§ **Task**
Transcribe the records exactly. Pictures do not belong in the transcription.

§ **Supplied data**
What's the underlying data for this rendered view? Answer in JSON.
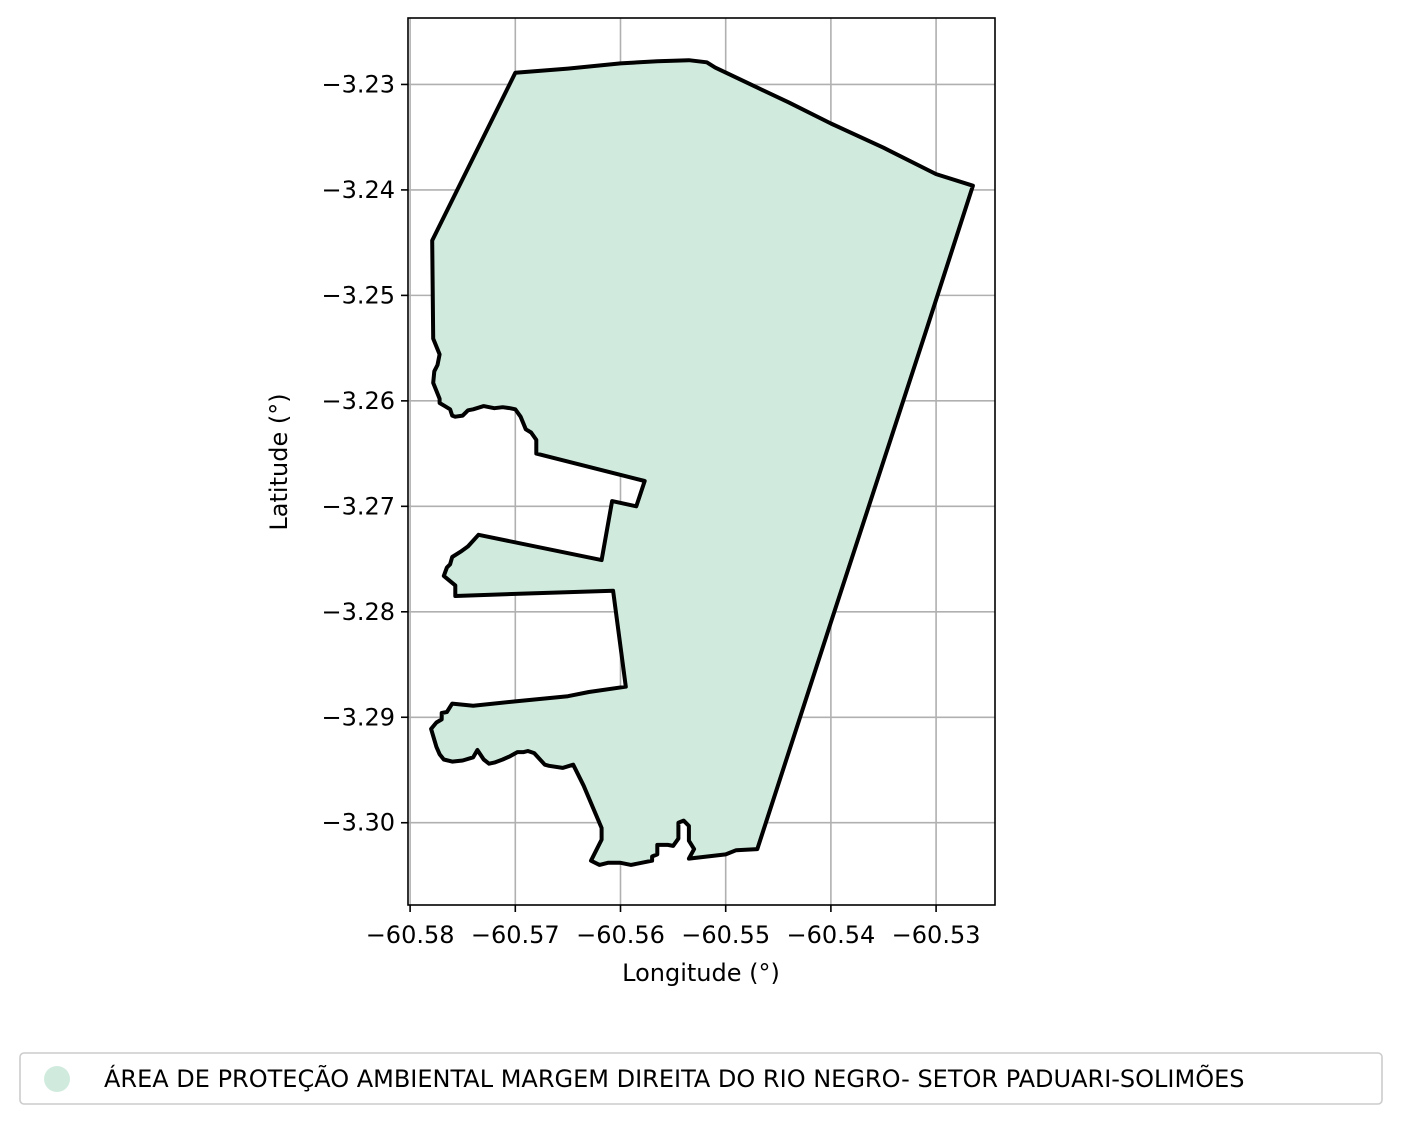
{
  "chart_data": {
    "type": "map",
    "xlabel": "Longitude (°)",
    "ylabel": "Latitude (°)",
    "xlim": [
      -60.5802,
      -60.5244
    ],
    "ylim": [
      -3.3078,
      -3.2237
    ],
    "grid": true,
    "x_ticks": [
      {
        "value": -60.58,
        "label": "−60.58"
      },
      {
        "value": -60.57,
        "label": "−60.57"
      },
      {
        "value": -60.56,
        "label": "−60.56"
      },
      {
        "value": -60.55,
        "label": "−60.55"
      },
      {
        "value": -60.54,
        "label": "−60.54"
      },
      {
        "value": -60.53,
        "label": "−60.53"
      }
    ],
    "y_ticks": [
      {
        "value": -3.23,
        "label": "−3.23"
      },
      {
        "value": -3.24,
        "label": "−3.24"
      },
      {
        "value": -3.25,
        "label": "−3.25"
      },
      {
        "value": -3.26,
        "label": "−3.26"
      },
      {
        "value": -3.27,
        "label": "−3.27"
      },
      {
        "value": -3.28,
        "label": "−3.28"
      },
      {
        "value": -3.29,
        "label": "−3.29"
      },
      {
        "value": -3.3,
        "label": "−3.30"
      }
    ],
    "legend": {
      "placement": "bottom",
      "entries": [
        {
          "label": "ÁREA DE PROTEÇÃO AMBIENTAL MARGEM DIREITA DO RIO NEGRO- SETOR PADUARI-SOLIMÕES",
          "color": "#d0ebde"
        }
      ]
    },
    "polygon": {
      "fill": "#d0ebde",
      "stroke": "#000000",
      "coordinates": [
        [
          -60.57,
          -3.2289
        ],
        [
          -60.565,
          -3.2285
        ],
        [
          -60.56,
          -3.228
        ],
        [
          -60.5565,
          -3.2278
        ],
        [
          -60.5535,
          -3.2277
        ],
        [
          -60.5518,
          -3.2279
        ],
        [
          -60.551,
          -3.2284
        ],
        [
          -60.547,
          -3.2303
        ],
        [
          -60.544,
          -3.2317
        ],
        [
          -60.54,
          -3.2337
        ],
        [
          -60.535,
          -3.236
        ],
        [
          -60.53,
          -3.2385
        ],
        [
          -60.5265,
          -3.2396
        ],
        [
          -60.531,
          -3.2535
        ],
        [
          -60.54,
          -3.281
        ],
        [
          -60.547,
          -3.3025
        ],
        [
          -60.549,
          -3.3026
        ],
        [
          -60.55,
          -3.303
        ],
        [
          -60.5535,
          -3.3034
        ],
        [
          -60.553,
          -3.3025
        ],
        [
          -60.5535,
          -3.3017
        ],
        [
          -60.5535,
          -3.3003
        ],
        [
          -60.554,
          -3.2998
        ],
        [
          -60.5545,
          -3.3
        ],
        [
          -60.5545,
          -3.3015
        ],
        [
          -60.555,
          -3.3022
        ],
        [
          -60.5555,
          -3.3021
        ],
        [
          -60.5565,
          -3.3021
        ],
        [
          -60.5565,
          -3.303
        ],
        [
          -60.557,
          -3.3032
        ],
        [
          -60.557,
          -3.3036
        ],
        [
          -60.559,
          -3.304
        ],
        [
          -60.56,
          -3.3038
        ],
        [
          -60.5612,
          -3.3038
        ],
        [
          -60.562,
          -3.304
        ],
        [
          -60.5628,
          -3.3036
        ],
        [
          -60.5618,
          -3.3016
        ],
        [
          -60.5618,
          -3.3005
        ],
        [
          -60.5635,
          -3.2965
        ],
        [
          -60.5645,
          -3.2945
        ],
        [
          -60.5655,
          -3.2948
        ],
        [
          -60.5668,
          -3.2946
        ],
        [
          -60.5672,
          -3.2945
        ],
        [
          -60.5682,
          -3.2934
        ],
        [
          -60.5688,
          -3.2932
        ],
        [
          -60.5692,
          -3.2933
        ],
        [
          -60.5698,
          -3.2933
        ],
        [
          -60.5705,
          -3.2937
        ],
        [
          -60.5712,
          -3.294
        ],
        [
          -60.572,
          -3.2943
        ],
        [
          -60.5725,
          -3.2944
        ],
        [
          -60.573,
          -3.294
        ],
        [
          -60.5736,
          -3.2931
        ],
        [
          -60.574,
          -3.2938
        ],
        [
          -60.575,
          -3.2941
        ],
        [
          -60.576,
          -3.2942
        ],
        [
          -60.5768,
          -3.294
        ],
        [
          -60.5772,
          -3.2935
        ],
        [
          -60.5775,
          -3.2928
        ],
        [
          -60.578,
          -3.2911
        ],
        [
          -60.5775,
          -3.2905
        ],
        [
          -60.577,
          -3.2902
        ],
        [
          -60.577,
          -3.2896
        ],
        [
          -60.5765,
          -3.2895
        ],
        [
          -60.576,
          -3.2887
        ],
        [
          -60.574,
          -3.2889
        ],
        [
          -60.57,
          -3.2885
        ],
        [
          -60.565,
          -3.288
        ],
        [
          -60.563,
          -3.2876
        ],
        [
          -60.5595,
          -3.2871
        ],
        [
          -60.5607,
          -3.278
        ],
        [
          -60.57,
          -3.2783
        ],
        [
          -60.5757,
          -3.2785
        ],
        [
          -60.5757,
          -3.2775
        ],
        [
          -60.5768,
          -3.2766
        ],
        [
          -60.5765,
          -3.2758
        ],
        [
          -60.5762,
          -3.2755
        ],
        [
          -60.576,
          -3.2748
        ],
        [
          -60.5752,
          -3.2743
        ],
        [
          -60.5745,
          -3.2738
        ],
        [
          -60.5735,
          -3.2727
        ],
        [
          -60.5618,
          -3.2751
        ],
        [
          -60.5608,
          -3.2695
        ],
        [
          -60.5585,
          -3.27
        ],
        [
          -60.5577,
          -3.2676
        ],
        [
          -60.568,
          -3.265
        ],
        [
          -60.568,
          -3.2637
        ],
        [
          -60.5685,
          -3.263
        ],
        [
          -60.569,
          -3.2627
        ],
        [
          -60.5695,
          -3.2615
        ],
        [
          -60.57,
          -3.2608
        ],
        [
          -60.5705,
          -3.2607
        ],
        [
          -60.5712,
          -3.2606
        ],
        [
          -60.572,
          -3.2607
        ],
        [
          -60.573,
          -3.2605
        ],
        [
          -60.574,
          -3.2608
        ],
        [
          -60.5745,
          -3.2609
        ],
        [
          -60.575,
          -3.2614
        ],
        [
          -60.5757,
          -3.2615
        ],
        [
          -60.576,
          -3.2614
        ],
        [
          -60.5762,
          -3.2608
        ],
        [
          -60.5767,
          -3.2605
        ],
        [
          -60.5772,
          -3.2602
        ],
        [
          -60.5772,
          -3.2598
        ],
        [
          -60.5778,
          -3.2583
        ],
        [
          -60.5777,
          -3.2572
        ],
        [
          -60.5774,
          -3.2566
        ],
        [
          -60.5772,
          -3.2556
        ],
        [
          -60.5778,
          -3.2541
        ],
        [
          -60.5779,
          -3.2448
        ]
      ]
    }
  }
}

§ **Task output**
What's the underlying data for this rendered view? Answer in JSON.
{
  "chart_data": {
    "type": "map",
    "xlabel": "Longitude (°)",
    "ylabel": "Latitude (°)",
    "xlim": [
      -60.5802,
      -60.5244
    ],
    "ylim": [
      -3.3078,
      -3.2237
    ],
    "grid": true,
    "x_ticks": [
      {
        "value": -60.58,
        "label": "−60.58"
      },
      {
        "value": -60.57,
        "label": "−60.57"
      },
      {
        "value": -60.56,
        "label": "−60.56"
      },
      {
        "value": -60.55,
        "label": "−60.55"
      },
      {
        "value": -60.54,
        "label": "−60.54"
      },
      {
        "value": -60.53,
        "label": "−60.53"
      }
    ],
    "y_ticks": [
      {
        "value": -3.23,
        "label": "−3.23"
      },
      {
        "value": -3.24,
        "label": "−3.24"
      },
      {
        "value": -3.25,
        "label": "−3.25"
      },
      {
        "value": -3.26,
        "label": "−3.26"
      },
      {
        "value": -3.27,
        "label": "−3.27"
      },
      {
        "value": -3.28,
        "label": "−3.28"
      },
      {
        "value": -3.29,
        "label": "−3.29"
      },
      {
        "value": -3.3,
        "label": "−3.30"
      }
    ],
    "legend": {
      "placement": "bottom",
      "entries": [
        {
          "label": "ÁREA DE PROTEÇÃO AMBIENTAL MARGEM DIREITA DO RIO NEGRO- SETOR PADUARI-SOLIMÕES",
          "color": "#d0ebde"
        }
      ]
    },
    "polygon": {
      "fill": "#d0ebde",
      "stroke": "#000000",
      "coordinates": [
        [
          -60.57,
          -3.2289
        ],
        [
          -60.565,
          -3.2285
        ],
        [
          -60.56,
          -3.228
        ],
        [
          -60.5565,
          -3.2278
        ],
        [
          -60.5535,
          -3.2277
        ],
        [
          -60.5518,
          -3.2279
        ],
        [
          -60.551,
          -3.2284
        ],
        [
          -60.547,
          -3.2303
        ],
        [
          -60.544,
          -3.2317
        ],
        [
          -60.54,
          -3.2337
        ],
        [
          -60.535,
          -3.236
        ],
        [
          -60.53,
          -3.2385
        ],
        [
          -60.5265,
          -3.2396
        ],
        [
          -60.531,
          -3.2535
        ],
        [
          -60.54,
          -3.281
        ],
        [
          -60.547,
          -3.3025
        ],
        [
          -60.549,
          -3.3026
        ],
        [
          -60.55,
          -3.303
        ],
        [
          -60.5535,
          -3.3034
        ],
        [
          -60.553,
          -3.3025
        ],
        [
          -60.5535,
          -3.3017
        ],
        [
          -60.5535,
          -3.3003
        ],
        [
          -60.554,
          -3.2998
        ],
        [
          -60.5545,
          -3.3
        ],
        [
          -60.5545,
          -3.3015
        ],
        [
          -60.555,
          -3.3022
        ],
        [
          -60.5555,
          -3.3021
        ],
        [
          -60.5565,
          -3.3021
        ],
        [
          -60.5565,
          -3.303
        ],
        [
          -60.557,
          -3.3032
        ],
        [
          -60.557,
          -3.3036
        ],
        [
          -60.559,
          -3.304
        ],
        [
          -60.56,
          -3.3038
        ],
        [
          -60.5612,
          -3.3038
        ],
        [
          -60.562,
          -3.304
        ],
        [
          -60.5628,
          -3.3036
        ],
        [
          -60.5618,
          -3.3016
        ],
        [
          -60.5618,
          -3.3005
        ],
        [
          -60.5635,
          -3.2965
        ],
        [
          -60.5645,
          -3.2945
        ],
        [
          -60.5655,
          -3.2948
        ],
        [
          -60.5668,
          -3.2946
        ],
        [
          -60.5672,
          -3.2945
        ],
        [
          -60.5682,
          -3.2934
        ],
        [
          -60.5688,
          -3.2932
        ],
        [
          -60.5692,
          -3.2933
        ],
        [
          -60.5698,
          -3.2933
        ],
        [
          -60.5705,
          -3.2937
        ],
        [
          -60.5712,
          -3.294
        ],
        [
          -60.572,
          -3.2943
        ],
        [
          -60.5725,
          -3.2944
        ],
        [
          -60.573,
          -3.294
        ],
        [
          -60.5736,
          -3.2931
        ],
        [
          -60.574,
          -3.2938
        ],
        [
          -60.575,
          -3.2941
        ],
        [
          -60.576,
          -3.2942
        ],
        [
          -60.5768,
          -3.294
        ],
        [
          -60.5772,
          -3.2935
        ],
        [
          -60.5775,
          -3.2928
        ],
        [
          -60.578,
          -3.2911
        ],
        [
          -60.5775,
          -3.2905
        ],
        [
          -60.577,
          -3.2902
        ],
        [
          -60.577,
          -3.2896
        ],
        [
          -60.5765,
          -3.2895
        ],
        [
          -60.576,
          -3.2887
        ],
        [
          -60.574,
          -3.2889
        ],
        [
          -60.57,
          -3.2885
        ],
        [
          -60.565,
          -3.288
        ],
        [
          -60.563,
          -3.2876
        ],
        [
          -60.5595,
          -3.2871
        ],
        [
          -60.5607,
          -3.278
        ],
        [
          -60.57,
          -3.2783
        ],
        [
          -60.5757,
          -3.2785
        ],
        [
          -60.5757,
          -3.2775
        ],
        [
          -60.5768,
          -3.2766
        ],
        [
          -60.5765,
          -3.2758
        ],
        [
          -60.5762,
          -3.2755
        ],
        [
          -60.576,
          -3.2748
        ],
        [
          -60.5752,
          -3.2743
        ],
        [
          -60.5745,
          -3.2738
        ],
        [
          -60.5735,
          -3.2727
        ],
        [
          -60.5618,
          -3.2751
        ],
        [
          -60.5608,
          -3.2695
        ],
        [
          -60.5585,
          -3.27
        ],
        [
          -60.5577,
          -3.2676
        ],
        [
          -60.568,
          -3.265
        ],
        [
          -60.568,
          -3.2637
        ],
        [
          -60.5685,
          -3.263
        ],
        [
          -60.569,
          -3.2627
        ],
        [
          -60.5695,
          -3.2615
        ],
        [
          -60.57,
          -3.2608
        ],
        [
          -60.5705,
          -3.2607
        ],
        [
          -60.5712,
          -3.2606
        ],
        [
          -60.572,
          -3.2607
        ],
        [
          -60.573,
          -3.2605
        ],
        [
          -60.574,
          -3.2608
        ],
        [
          -60.5745,
          -3.2609
        ],
        [
          -60.575,
          -3.2614
        ],
        [
          -60.5757,
          -3.2615
        ],
        [
          -60.576,
          -3.2614
        ],
        [
          -60.5762,
          -3.2608
        ],
        [
          -60.5767,
          -3.2605
        ],
        [
          -60.5772,
          -3.2602
        ],
        [
          -60.5772,
          -3.2598
        ],
        [
          -60.5778,
          -3.2583
        ],
        [
          -60.5777,
          -3.2572
        ],
        [
          -60.5774,
          -3.2566
        ],
        [
          -60.5772,
          -3.2556
        ],
        [
          -60.5778,
          -3.2541
        ],
        [
          -60.5779,
          -3.2448
        ]
      ]
    }
  }
}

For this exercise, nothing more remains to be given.